任务要求:
将下面数据从第一行起，一直到包含“plp-row-cell [144,232,300,295]”的那一行为止（含该行），逐字原样输出。

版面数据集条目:
+ + + + + + +
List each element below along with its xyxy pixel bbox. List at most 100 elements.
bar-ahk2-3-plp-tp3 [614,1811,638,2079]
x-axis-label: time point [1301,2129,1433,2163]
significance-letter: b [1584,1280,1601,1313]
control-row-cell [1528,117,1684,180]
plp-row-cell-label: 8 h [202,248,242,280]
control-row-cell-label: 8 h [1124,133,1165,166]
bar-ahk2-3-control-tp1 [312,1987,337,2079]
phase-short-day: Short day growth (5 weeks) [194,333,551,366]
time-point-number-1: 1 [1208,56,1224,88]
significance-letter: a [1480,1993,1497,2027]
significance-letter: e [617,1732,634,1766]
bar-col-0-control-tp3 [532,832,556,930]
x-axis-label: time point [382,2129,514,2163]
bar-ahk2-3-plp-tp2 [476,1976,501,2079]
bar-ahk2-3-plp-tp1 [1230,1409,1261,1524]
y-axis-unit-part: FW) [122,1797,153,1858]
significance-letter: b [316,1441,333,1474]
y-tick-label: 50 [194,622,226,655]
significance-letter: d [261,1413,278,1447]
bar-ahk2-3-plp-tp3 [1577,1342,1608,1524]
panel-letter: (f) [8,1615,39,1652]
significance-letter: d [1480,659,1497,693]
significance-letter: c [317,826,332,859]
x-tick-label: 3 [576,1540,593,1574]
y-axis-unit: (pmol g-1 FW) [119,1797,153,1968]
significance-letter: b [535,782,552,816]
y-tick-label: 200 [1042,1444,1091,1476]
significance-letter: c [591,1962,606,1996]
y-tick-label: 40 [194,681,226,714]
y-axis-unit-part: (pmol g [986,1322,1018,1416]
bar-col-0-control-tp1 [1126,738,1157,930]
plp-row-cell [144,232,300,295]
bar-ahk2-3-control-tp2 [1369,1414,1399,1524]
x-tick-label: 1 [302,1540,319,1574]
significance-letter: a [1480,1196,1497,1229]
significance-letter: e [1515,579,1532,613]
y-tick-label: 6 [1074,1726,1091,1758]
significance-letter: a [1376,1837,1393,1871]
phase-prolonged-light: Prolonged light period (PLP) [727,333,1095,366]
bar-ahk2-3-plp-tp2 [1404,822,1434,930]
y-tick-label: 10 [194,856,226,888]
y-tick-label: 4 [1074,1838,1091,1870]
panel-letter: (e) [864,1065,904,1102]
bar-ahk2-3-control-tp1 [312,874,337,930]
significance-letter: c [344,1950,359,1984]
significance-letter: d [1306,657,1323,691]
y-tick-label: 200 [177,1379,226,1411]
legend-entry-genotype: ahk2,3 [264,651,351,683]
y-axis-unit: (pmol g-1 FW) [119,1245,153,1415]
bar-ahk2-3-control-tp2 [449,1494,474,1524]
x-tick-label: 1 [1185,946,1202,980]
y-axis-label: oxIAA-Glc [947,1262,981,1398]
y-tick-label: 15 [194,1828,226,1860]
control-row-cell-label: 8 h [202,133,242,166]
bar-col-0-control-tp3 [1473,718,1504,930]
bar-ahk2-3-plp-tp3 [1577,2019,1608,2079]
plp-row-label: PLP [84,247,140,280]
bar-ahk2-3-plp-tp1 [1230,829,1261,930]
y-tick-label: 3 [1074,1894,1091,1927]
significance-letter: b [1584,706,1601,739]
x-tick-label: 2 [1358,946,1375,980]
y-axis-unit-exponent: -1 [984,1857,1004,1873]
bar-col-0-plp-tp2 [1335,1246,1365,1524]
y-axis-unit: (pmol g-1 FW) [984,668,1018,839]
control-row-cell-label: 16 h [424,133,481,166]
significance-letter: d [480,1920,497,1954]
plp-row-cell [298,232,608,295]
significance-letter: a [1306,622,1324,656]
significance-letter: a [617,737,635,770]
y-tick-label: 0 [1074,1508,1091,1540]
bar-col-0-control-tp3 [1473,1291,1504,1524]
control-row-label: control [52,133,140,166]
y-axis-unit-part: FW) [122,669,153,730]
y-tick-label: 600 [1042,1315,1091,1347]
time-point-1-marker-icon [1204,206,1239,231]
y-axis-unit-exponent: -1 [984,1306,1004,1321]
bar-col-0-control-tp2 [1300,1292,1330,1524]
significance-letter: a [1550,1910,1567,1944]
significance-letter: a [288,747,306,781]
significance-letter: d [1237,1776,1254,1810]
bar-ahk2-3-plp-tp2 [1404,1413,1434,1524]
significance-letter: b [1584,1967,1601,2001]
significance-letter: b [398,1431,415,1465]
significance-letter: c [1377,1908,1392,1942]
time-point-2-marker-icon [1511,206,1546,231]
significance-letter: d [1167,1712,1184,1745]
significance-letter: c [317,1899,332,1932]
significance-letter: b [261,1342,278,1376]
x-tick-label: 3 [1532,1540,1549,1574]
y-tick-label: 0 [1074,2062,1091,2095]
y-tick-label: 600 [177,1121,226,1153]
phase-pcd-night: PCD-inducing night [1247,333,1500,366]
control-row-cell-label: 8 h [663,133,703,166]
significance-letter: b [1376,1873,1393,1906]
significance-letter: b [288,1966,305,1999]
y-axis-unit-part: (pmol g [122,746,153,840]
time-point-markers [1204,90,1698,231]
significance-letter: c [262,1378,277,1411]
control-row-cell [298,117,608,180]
+ + + + + + +
任务输出:
List each element below along with its xyxy pixel bbox. List at most 100 elements.
bar-ahk2-3-plp-tp3 [614,1811,638,2079]
x-axis-label: time point [1301,2129,1433,2163]
significance-letter: b [1584,1280,1601,1313]
control-row-cell [1528,117,1684,180]
plp-row-cell-label: 8 h [202,248,242,280]
control-row-cell-label: 8 h [1124,133,1165,166]
bar-ahk2-3-control-tp1 [312,1987,337,2079]
phase-short-day: Short day growth (5 weeks) [194,333,551,366]
time-point-number-1: 1 [1208,56,1224,88]
significance-letter: a [1480,1993,1497,2027]
significance-letter: e [617,1732,634,1766]
bar-col-0-control-tp3 [532,832,556,930]
x-axis-label: time point [382,2129,514,2163]
bar-ahk2-3-plp-tp2 [476,1976,501,2079]
bar-ahk2-3-plp-tp1 [1230,1409,1261,1524]
y-axis-unit-part: FW) [122,1797,153,1858]
significance-letter: b [316,1441,333,1474]
y-tick-label: 50 [194,622,226,655]
significance-letter: d [261,1413,278,1447]
bar-ahk2-3-plp-tp3 [1577,1342,1608,1524]
panel-letter: (f) [8,1615,39,1652]
significance-letter: d [1480,659,1497,693]
significance-letter: c [317,826,332,859]
x-tick-label: 3 [576,1540,593,1574]
y-axis-unit: (pmol g-1 FW) [119,1797,153,1968]
significance-letter: b [535,782,552,816]
y-tick-label: 200 [1042,1444,1091,1476]
significance-letter: c [591,1962,606,1996]
y-tick-label: 40 [194,681,226,714]
y-axis-unit-part: (pmol g [986,1322,1018,1416]
bar-col-0-control-tp1 [1126,738,1157,930]
plp-row-cell [144,232,300,295]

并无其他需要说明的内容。